- TASK DETAILS -
From the entries provided below, copy each line that contains the word "color".

- DATASET RECORDS -
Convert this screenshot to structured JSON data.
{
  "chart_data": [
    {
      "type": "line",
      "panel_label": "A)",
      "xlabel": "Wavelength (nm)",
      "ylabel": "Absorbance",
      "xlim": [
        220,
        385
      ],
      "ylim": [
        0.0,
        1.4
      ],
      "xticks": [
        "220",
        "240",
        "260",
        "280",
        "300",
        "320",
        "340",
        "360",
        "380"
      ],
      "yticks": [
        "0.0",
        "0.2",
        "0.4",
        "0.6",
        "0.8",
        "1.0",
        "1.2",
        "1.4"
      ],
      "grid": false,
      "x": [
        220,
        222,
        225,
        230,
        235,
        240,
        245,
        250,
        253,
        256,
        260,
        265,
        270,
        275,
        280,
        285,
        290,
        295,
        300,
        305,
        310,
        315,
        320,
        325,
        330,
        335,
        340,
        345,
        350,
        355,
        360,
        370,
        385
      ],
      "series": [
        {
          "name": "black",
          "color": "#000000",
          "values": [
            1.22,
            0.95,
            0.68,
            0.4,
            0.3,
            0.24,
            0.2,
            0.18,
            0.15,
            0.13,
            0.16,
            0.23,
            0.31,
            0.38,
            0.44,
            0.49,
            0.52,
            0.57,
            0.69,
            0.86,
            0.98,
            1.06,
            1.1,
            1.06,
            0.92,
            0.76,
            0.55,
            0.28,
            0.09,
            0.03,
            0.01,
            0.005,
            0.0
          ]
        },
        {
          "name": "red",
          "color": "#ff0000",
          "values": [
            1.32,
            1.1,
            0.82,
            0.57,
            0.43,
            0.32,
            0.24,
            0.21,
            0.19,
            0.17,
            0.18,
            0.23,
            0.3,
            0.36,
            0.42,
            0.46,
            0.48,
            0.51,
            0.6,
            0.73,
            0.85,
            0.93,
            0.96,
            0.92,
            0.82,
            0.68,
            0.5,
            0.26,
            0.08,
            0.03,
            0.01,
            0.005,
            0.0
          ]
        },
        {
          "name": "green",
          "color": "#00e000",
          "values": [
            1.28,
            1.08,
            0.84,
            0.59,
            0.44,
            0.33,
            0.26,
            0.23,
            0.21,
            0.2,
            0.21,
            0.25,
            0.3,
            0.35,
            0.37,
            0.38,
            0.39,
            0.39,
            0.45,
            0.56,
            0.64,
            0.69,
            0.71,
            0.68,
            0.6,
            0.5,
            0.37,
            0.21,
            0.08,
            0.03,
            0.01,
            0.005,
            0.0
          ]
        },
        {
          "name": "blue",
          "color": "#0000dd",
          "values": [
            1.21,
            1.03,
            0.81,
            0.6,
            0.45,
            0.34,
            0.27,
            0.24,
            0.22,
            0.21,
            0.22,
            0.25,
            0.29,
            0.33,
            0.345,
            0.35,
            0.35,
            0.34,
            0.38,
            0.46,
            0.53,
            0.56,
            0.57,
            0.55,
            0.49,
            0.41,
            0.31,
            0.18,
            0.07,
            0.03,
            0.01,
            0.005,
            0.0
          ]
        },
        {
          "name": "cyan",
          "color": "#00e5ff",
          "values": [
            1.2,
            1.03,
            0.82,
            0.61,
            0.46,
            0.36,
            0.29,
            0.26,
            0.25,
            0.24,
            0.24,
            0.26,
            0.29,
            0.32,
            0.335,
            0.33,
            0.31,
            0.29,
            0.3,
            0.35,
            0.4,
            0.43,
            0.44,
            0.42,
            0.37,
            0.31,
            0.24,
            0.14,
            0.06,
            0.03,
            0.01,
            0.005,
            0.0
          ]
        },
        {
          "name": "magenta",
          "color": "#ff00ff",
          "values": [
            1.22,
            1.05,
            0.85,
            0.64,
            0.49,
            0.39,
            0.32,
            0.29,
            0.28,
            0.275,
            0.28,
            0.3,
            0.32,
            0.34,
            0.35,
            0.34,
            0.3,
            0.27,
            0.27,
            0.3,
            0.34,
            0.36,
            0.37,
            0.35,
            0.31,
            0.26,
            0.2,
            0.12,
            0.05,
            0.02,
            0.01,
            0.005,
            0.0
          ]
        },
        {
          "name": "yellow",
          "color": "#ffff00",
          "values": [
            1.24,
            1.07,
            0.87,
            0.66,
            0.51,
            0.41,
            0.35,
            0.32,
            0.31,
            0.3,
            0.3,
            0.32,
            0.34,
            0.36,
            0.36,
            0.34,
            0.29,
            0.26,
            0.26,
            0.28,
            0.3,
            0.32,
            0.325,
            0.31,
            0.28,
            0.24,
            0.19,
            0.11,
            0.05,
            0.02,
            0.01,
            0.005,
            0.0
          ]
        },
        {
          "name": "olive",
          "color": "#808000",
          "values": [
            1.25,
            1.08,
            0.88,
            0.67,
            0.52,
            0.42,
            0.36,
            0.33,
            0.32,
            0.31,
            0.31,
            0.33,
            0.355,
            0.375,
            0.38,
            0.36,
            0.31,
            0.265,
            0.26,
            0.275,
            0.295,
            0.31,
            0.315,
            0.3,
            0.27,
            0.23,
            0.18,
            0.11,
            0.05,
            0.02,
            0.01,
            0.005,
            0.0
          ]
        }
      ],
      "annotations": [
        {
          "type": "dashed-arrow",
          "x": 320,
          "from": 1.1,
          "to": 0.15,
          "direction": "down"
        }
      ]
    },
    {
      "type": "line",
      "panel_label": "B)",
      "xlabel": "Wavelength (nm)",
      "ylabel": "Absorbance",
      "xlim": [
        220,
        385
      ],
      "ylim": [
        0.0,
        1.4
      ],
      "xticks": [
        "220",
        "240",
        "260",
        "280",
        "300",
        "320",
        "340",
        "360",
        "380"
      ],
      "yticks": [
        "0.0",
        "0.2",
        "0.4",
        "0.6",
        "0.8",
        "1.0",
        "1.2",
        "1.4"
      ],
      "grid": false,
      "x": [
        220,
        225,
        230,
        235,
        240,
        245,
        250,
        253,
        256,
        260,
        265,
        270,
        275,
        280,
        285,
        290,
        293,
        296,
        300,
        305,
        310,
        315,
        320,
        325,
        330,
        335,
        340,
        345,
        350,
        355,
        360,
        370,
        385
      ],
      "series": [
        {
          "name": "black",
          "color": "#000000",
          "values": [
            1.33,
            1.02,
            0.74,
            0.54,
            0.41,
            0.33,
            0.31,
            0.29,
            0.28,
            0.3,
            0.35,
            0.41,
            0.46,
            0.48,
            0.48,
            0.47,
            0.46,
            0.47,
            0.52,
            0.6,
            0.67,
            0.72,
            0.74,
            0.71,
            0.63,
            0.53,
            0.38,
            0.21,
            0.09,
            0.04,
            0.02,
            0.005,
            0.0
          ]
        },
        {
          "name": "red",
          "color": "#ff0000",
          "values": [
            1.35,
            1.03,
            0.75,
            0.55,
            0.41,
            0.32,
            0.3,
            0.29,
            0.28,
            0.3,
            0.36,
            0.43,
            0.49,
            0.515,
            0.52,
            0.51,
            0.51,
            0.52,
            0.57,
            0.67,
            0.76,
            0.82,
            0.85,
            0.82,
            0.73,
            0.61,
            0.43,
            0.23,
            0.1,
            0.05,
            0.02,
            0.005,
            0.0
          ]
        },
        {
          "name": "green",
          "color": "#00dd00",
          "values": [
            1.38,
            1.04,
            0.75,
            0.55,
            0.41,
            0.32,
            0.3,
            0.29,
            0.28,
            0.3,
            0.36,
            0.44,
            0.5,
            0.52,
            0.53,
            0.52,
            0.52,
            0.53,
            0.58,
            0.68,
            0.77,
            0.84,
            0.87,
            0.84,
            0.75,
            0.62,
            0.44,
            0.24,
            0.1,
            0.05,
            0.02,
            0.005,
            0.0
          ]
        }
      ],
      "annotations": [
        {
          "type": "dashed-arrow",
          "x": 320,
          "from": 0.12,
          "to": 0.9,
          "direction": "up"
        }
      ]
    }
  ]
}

- OUTPUT OF THE EXERCISE -
          "color": "#000000",
          "color": "#ff0000",
          "color": "#00e000",
          "color": "#0000dd",
          "color": "#00e5ff",
          "color": "#ff00ff",
          "color": "#ffff00",
          "color": "#808000",
          "color": "#000000",
          "color": "#ff0000",
          "color": "#00dd00",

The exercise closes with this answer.